What you have to do – Tally the lines of the listing that contain the string "April". Give the number and nothing else.

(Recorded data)
+--

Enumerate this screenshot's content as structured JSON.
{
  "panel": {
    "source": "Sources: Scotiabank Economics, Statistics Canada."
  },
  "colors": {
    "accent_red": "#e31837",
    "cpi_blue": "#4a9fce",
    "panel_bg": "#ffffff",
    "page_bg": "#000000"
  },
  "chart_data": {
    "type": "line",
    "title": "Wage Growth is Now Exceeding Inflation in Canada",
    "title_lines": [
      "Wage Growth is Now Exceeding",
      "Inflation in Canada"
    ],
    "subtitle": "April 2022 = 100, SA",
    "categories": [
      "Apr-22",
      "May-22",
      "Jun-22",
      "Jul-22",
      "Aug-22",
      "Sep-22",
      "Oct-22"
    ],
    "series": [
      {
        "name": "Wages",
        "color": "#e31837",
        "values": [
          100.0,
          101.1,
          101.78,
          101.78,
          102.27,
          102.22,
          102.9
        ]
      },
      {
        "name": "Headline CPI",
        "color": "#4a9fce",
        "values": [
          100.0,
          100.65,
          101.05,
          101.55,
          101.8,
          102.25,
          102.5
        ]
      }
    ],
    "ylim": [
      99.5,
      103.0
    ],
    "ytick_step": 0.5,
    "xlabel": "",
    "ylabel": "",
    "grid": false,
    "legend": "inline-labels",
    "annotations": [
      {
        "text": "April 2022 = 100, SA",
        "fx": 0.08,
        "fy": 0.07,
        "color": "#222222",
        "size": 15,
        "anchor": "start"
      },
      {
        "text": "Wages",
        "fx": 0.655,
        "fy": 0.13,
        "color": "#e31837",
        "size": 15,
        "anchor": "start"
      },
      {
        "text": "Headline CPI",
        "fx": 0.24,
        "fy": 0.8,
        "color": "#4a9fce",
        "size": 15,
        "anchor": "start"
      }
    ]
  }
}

+--

Solved exercise – 2